### Problem details
In the entries below, identify every line with the string "types" and copy it.

[Entries from a visual dataset]

......

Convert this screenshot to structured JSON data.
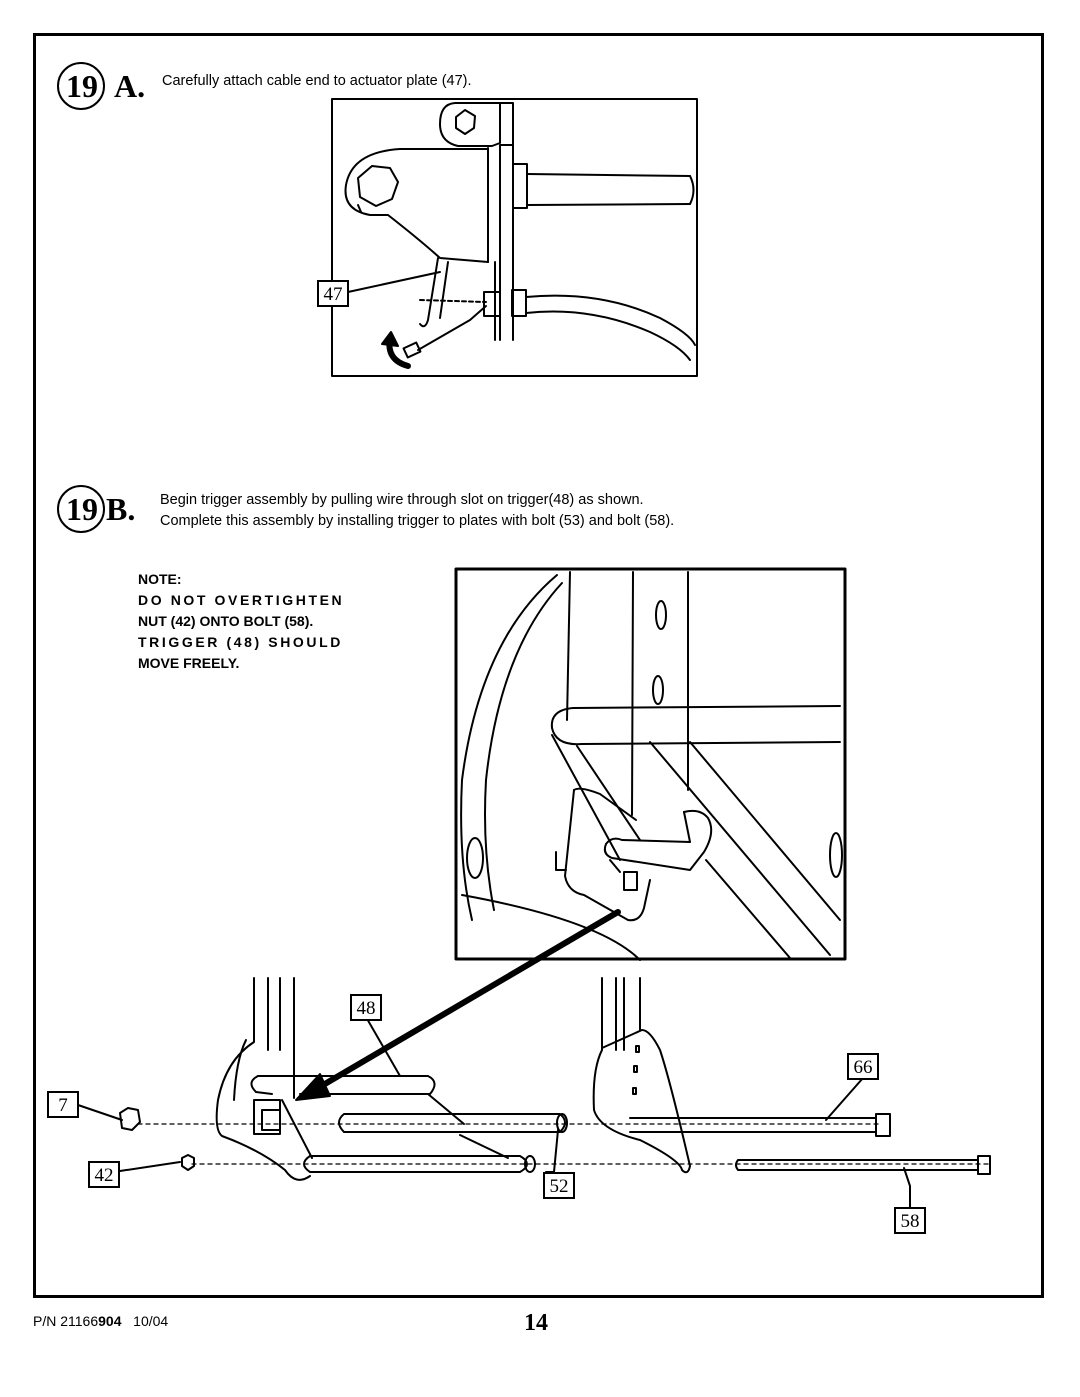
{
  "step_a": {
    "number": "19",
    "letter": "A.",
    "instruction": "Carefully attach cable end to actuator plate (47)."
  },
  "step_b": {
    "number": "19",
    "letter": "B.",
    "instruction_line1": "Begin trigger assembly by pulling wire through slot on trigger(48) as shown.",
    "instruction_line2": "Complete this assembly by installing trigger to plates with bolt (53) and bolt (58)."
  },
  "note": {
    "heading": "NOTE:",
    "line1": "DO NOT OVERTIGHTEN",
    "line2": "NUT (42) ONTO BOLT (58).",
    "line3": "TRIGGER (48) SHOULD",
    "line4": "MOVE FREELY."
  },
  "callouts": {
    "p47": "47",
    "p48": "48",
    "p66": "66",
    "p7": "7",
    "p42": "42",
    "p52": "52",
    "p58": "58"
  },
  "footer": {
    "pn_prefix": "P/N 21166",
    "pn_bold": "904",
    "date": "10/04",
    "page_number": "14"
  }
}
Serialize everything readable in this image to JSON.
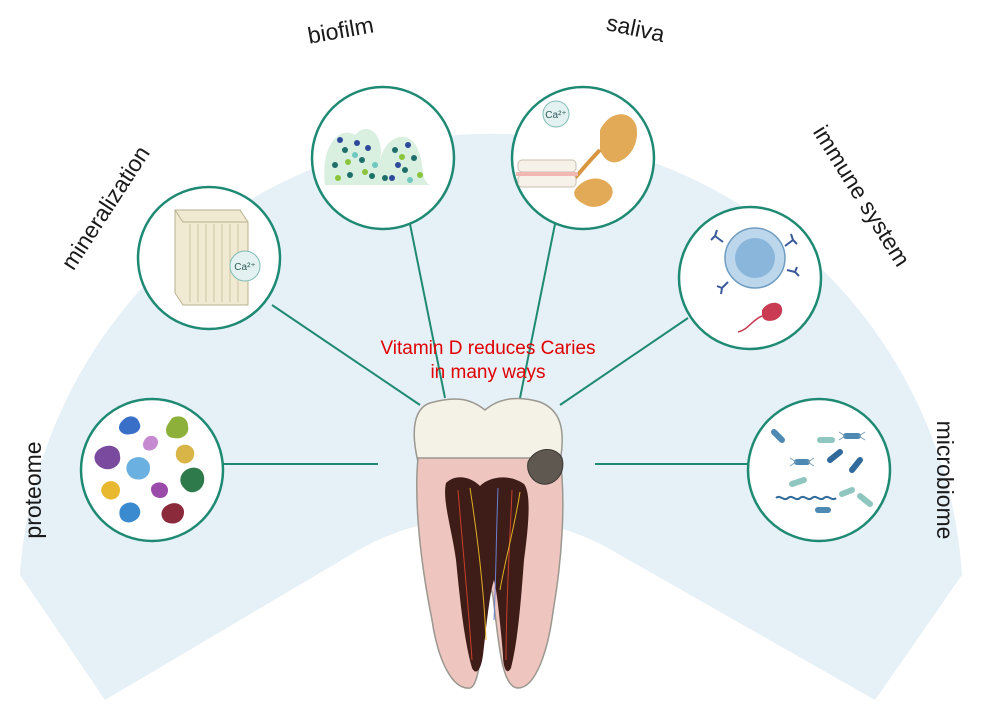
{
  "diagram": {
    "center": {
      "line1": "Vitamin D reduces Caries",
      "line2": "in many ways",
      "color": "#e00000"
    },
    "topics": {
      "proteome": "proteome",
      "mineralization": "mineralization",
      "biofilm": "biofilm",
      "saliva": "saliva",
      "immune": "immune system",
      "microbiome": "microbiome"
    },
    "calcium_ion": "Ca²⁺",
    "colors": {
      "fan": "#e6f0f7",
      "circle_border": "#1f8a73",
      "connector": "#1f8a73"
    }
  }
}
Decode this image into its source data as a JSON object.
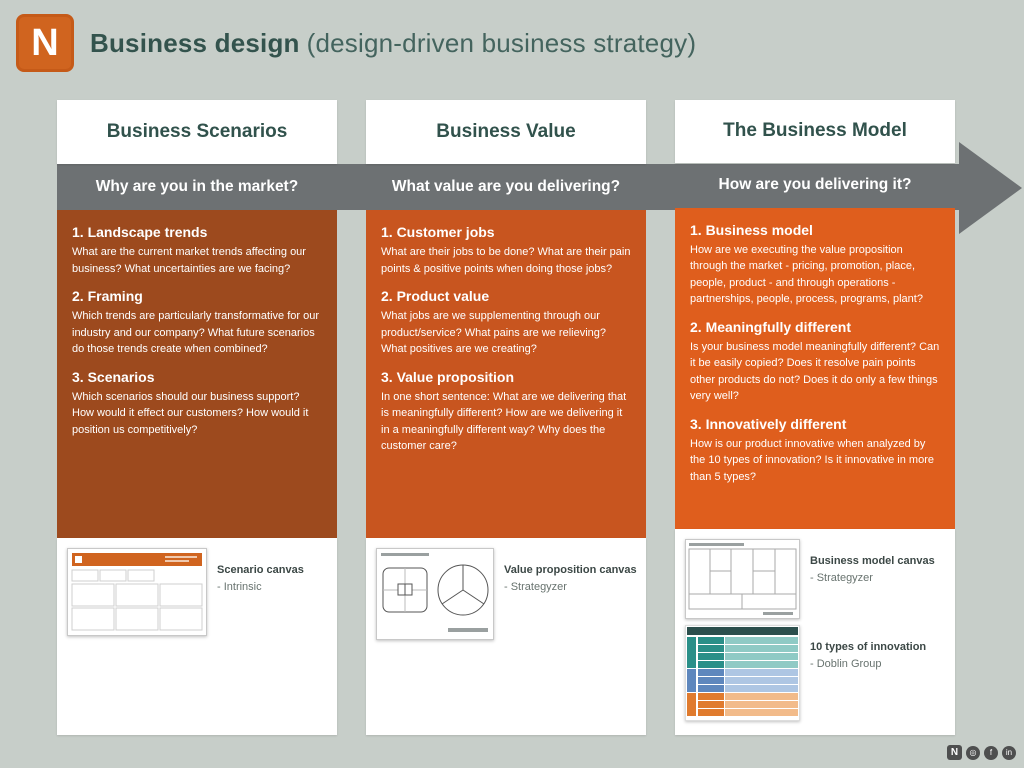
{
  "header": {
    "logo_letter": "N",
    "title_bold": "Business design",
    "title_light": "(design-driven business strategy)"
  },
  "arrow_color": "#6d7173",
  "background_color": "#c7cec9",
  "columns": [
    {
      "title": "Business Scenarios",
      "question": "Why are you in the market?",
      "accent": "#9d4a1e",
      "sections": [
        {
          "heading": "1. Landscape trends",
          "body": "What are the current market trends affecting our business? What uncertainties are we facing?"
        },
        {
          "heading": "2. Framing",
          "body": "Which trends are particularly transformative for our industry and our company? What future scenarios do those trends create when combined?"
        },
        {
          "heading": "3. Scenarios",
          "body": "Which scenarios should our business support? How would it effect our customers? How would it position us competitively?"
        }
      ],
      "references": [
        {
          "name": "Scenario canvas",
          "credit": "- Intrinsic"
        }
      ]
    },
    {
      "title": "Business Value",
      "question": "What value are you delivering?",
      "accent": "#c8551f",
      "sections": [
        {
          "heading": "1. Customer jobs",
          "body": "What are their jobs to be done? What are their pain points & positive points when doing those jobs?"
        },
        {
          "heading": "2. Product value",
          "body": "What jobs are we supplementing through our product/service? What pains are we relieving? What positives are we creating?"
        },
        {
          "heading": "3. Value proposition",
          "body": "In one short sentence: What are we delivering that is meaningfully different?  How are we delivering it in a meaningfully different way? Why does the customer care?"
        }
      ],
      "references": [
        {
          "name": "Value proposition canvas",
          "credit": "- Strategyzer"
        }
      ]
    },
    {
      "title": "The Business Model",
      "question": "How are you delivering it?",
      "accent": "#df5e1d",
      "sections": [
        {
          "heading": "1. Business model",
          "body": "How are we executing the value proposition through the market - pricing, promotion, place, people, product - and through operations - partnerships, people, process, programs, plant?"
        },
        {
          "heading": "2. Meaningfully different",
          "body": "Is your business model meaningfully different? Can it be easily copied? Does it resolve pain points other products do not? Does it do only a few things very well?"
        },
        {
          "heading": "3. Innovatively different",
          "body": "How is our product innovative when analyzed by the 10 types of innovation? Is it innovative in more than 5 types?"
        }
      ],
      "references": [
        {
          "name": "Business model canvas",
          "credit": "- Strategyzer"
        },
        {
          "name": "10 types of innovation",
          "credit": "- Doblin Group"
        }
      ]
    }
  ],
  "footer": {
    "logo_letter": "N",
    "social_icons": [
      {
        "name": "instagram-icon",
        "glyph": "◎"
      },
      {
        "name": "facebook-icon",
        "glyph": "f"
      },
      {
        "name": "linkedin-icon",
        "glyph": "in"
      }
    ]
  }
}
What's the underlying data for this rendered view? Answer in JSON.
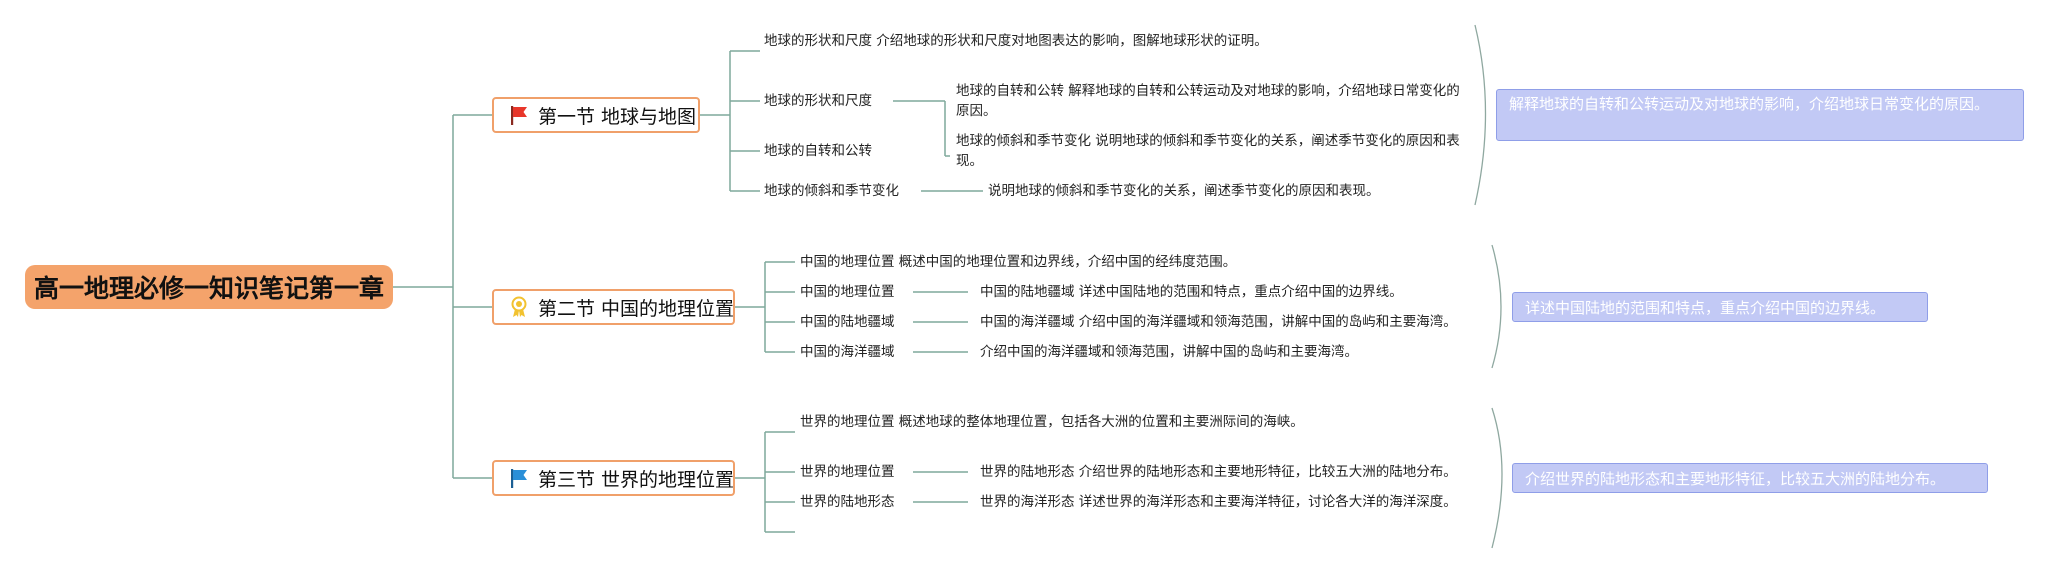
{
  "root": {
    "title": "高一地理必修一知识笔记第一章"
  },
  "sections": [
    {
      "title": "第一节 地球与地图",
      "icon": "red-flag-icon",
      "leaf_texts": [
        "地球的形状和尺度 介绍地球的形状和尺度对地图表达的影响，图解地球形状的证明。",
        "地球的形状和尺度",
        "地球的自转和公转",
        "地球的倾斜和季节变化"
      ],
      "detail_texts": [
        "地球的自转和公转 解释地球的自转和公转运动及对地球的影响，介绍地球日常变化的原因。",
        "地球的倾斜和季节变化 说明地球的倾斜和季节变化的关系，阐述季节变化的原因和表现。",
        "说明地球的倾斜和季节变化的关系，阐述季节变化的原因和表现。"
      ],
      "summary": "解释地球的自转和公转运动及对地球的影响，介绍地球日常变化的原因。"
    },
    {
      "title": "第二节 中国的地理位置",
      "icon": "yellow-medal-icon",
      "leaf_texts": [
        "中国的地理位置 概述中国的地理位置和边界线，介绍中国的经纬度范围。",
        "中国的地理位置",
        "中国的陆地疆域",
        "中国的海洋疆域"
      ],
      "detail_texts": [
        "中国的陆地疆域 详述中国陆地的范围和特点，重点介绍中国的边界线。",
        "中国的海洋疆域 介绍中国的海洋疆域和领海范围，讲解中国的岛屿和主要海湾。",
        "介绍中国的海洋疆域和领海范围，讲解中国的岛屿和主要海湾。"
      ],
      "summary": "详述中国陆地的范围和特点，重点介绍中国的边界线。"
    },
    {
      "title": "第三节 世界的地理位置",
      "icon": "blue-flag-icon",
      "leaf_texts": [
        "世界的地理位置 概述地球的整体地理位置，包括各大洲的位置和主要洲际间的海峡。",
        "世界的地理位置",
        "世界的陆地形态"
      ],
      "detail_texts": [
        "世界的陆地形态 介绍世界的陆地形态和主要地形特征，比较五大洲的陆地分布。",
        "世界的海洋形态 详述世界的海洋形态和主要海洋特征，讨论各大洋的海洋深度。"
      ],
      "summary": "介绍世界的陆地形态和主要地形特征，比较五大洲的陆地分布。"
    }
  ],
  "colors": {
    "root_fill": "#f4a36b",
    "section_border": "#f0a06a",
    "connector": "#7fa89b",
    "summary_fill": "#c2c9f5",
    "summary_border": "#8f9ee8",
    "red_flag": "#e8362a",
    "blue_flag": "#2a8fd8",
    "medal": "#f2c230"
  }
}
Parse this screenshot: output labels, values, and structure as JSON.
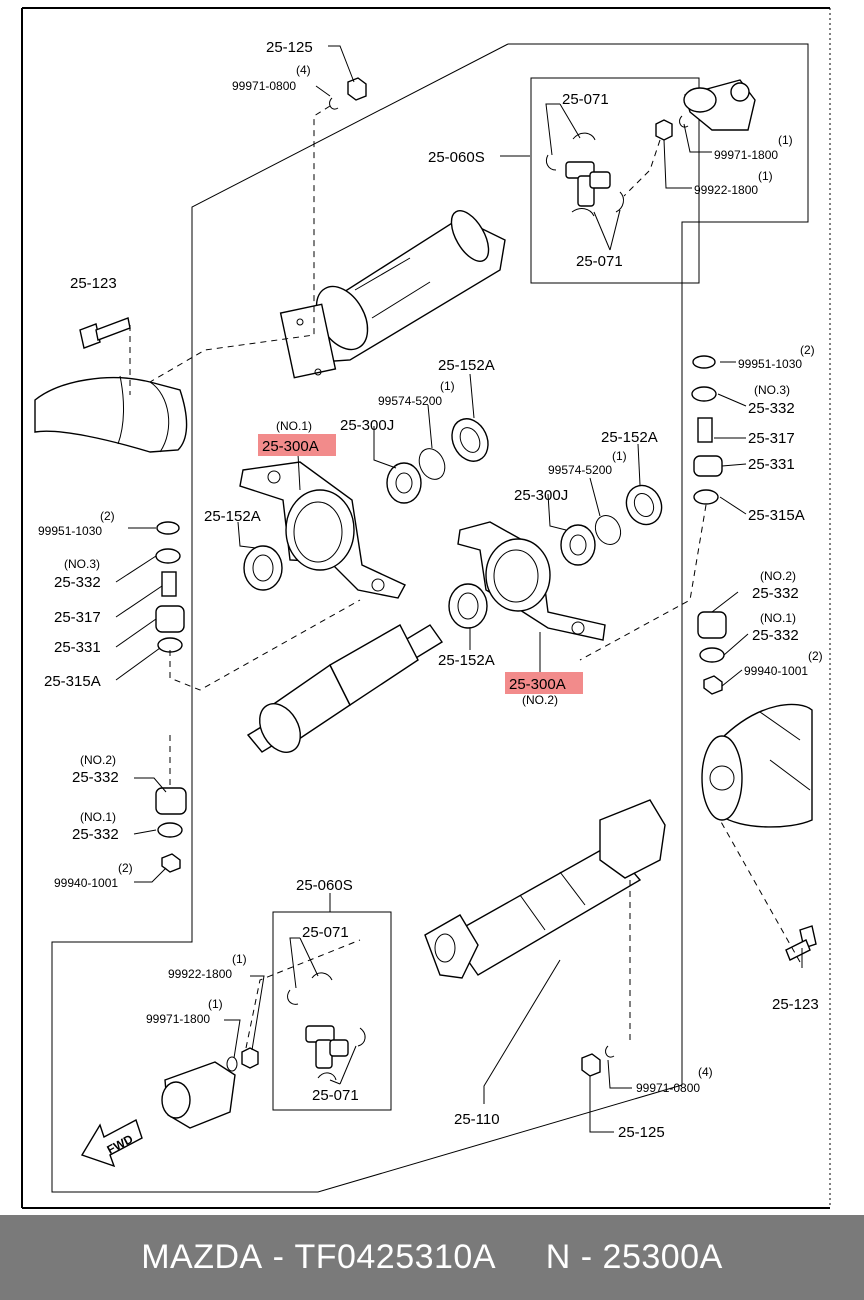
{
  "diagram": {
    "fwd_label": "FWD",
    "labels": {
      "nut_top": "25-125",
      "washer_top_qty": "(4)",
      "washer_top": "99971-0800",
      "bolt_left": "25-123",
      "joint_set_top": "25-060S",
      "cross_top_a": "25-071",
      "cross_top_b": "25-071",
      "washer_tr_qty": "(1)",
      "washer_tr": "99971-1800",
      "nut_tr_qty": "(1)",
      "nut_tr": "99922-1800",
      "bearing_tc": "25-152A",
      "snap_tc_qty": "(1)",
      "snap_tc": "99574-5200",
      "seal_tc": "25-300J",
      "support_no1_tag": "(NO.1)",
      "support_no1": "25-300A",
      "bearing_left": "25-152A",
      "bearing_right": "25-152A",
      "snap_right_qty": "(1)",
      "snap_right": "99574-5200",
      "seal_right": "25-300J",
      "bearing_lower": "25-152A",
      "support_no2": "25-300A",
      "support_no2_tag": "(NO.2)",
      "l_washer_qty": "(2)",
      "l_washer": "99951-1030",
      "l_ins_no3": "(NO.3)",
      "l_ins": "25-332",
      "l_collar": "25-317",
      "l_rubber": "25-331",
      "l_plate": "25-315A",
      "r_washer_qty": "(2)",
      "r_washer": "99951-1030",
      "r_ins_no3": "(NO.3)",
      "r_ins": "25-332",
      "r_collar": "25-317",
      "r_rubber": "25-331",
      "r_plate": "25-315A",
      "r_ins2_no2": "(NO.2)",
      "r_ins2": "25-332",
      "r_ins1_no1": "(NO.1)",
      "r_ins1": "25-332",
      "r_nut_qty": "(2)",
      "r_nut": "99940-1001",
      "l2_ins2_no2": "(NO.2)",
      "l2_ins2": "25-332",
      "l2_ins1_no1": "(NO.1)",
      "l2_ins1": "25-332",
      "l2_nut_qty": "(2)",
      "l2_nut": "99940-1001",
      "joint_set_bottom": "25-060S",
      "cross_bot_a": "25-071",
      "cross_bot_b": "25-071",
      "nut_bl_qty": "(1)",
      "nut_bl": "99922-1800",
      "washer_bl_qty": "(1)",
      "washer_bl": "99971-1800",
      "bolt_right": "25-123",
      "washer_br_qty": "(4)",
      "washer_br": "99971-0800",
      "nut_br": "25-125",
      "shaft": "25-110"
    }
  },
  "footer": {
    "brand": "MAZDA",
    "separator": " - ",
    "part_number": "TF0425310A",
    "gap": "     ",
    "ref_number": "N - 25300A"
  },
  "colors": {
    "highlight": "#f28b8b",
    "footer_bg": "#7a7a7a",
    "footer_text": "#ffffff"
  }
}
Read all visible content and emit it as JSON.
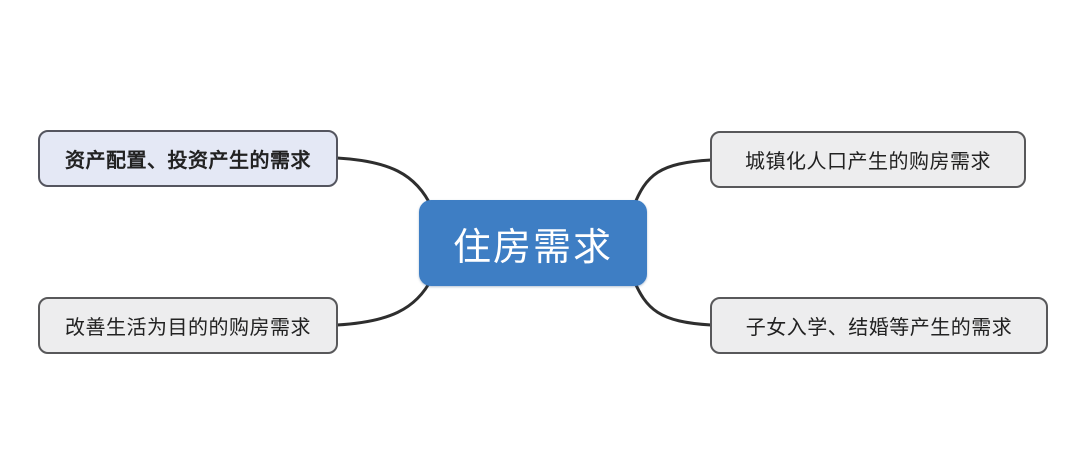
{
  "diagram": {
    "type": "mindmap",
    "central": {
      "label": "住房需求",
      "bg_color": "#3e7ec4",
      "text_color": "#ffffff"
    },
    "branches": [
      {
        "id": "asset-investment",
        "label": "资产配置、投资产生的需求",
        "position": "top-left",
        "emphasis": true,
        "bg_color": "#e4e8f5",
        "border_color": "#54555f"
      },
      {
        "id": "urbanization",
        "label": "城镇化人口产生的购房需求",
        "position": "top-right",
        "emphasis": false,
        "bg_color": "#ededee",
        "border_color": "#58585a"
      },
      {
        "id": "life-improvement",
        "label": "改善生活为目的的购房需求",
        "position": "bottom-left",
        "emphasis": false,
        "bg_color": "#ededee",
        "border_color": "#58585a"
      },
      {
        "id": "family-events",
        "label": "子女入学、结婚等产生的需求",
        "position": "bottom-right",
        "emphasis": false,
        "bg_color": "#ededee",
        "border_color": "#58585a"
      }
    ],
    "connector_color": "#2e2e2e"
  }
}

......

### Finished answer
          "body": "How is our product innovative when analyzed by the 10 types of innovation? Is it innovative in more than 5 types?"
          "name": "10 types of innovation",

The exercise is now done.